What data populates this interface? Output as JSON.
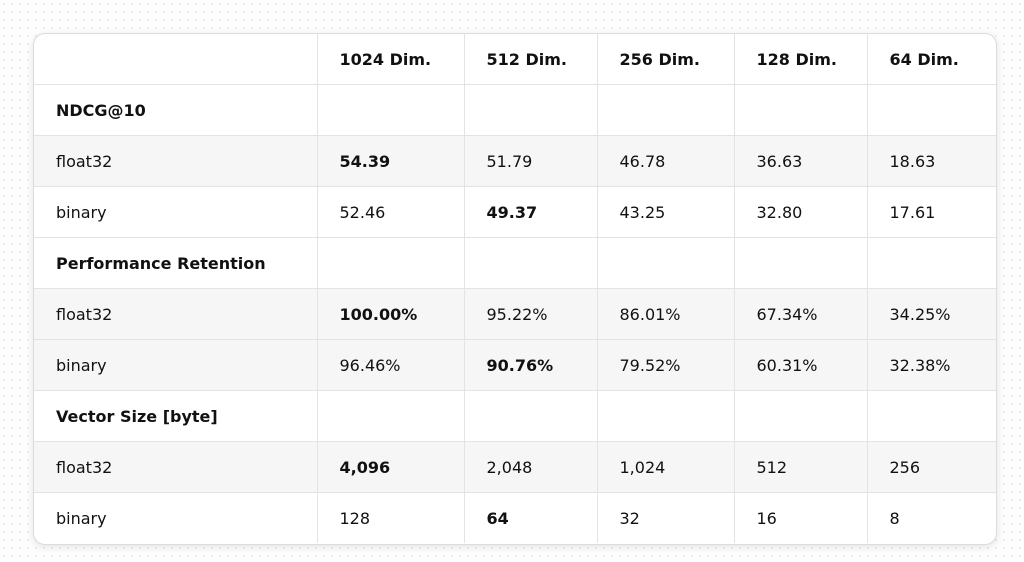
{
  "table": {
    "columns": [
      "",
      "1024 Dim.",
      "512 Dim.",
      "256 Dim.",
      "128 Dim.",
      "64 Dim."
    ],
    "sections": [
      {
        "title": "NDCG@10",
        "rows": [
          {
            "label": "float32",
            "values": [
              "54.39",
              "51.79",
              "46.78",
              "36.63",
              "18.63"
            ]
          },
          {
            "label": "binary",
            "values": [
              "52.46",
              "49.37",
              "43.25",
              "32.80",
              "17.61"
            ]
          }
        ]
      },
      {
        "title": "Performance Retention",
        "rows": [
          {
            "label": "float32",
            "values": [
              "100.00%",
              "95.22%",
              "86.01%",
              "67.34%",
              "34.25%"
            ]
          },
          {
            "label": "binary",
            "values": [
              "96.46%",
              "90.76%",
              "79.52%",
              "60.31%",
              "32.38%"
            ]
          }
        ]
      },
      {
        "title": "Vector Size [byte]",
        "rows": [
          {
            "label": "float32",
            "values": [
              "4,096",
              "2,048",
              "1,024",
              "512",
              "256"
            ]
          },
          {
            "label": "binary",
            "values": [
              "128",
              "64",
              "32",
              "16",
              "8"
            ]
          }
        ]
      }
    ]
  },
  "colors": {
    "card_background": "#ffffff",
    "shaded_row": "#f6f6f6",
    "grid_line": "#e3e3e3"
  }
}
◆ ◆ ◆ ◆
Your copy should repeat each entry above exactly but contain no pictures.

**Exercise output:**
What data populates this interface? Output as JSON.
{
  "table": {
    "columns": [
      "",
      "1024 Dim.",
      "512 Dim.",
      "256 Dim.",
      "128 Dim.",
      "64 Dim."
    ],
    "sections": [
      {
        "title": "NDCG@10",
        "rows": [
          {
            "label": "float32",
            "values": [
              "54.39",
              "51.79",
              "46.78",
              "36.63",
              "18.63"
            ]
          },
          {
            "label": "binary",
            "values": [
              "52.46",
              "49.37",
              "43.25",
              "32.80",
              "17.61"
            ]
          }
        ]
      },
      {
        "title": "Performance Retention",
        "rows": [
          {
            "label": "float32",
            "values": [
              "100.00%",
              "95.22%",
              "86.01%",
              "67.34%",
              "34.25%"
            ]
          },
          {
            "label": "binary",
            "values": [
              "96.46%",
              "90.76%",
              "79.52%",
              "60.31%",
              "32.38%"
            ]
          }
        ]
      },
      {
        "title": "Vector Size [byte]",
        "rows": [
          {
            "label": "float32",
            "values": [
              "4,096",
              "2,048",
              "1,024",
              "512",
              "256"
            ]
          },
          {
            "label": "binary",
            "values": [
              "128",
              "64",
              "32",
              "16",
              "8"
            ]
          }
        ]
      }
    ]
  },
  "colors": {
    "card_background": "#ffffff",
    "shaded_row": "#f6f6f6",
    "grid_line": "#e3e3e3"
  }
}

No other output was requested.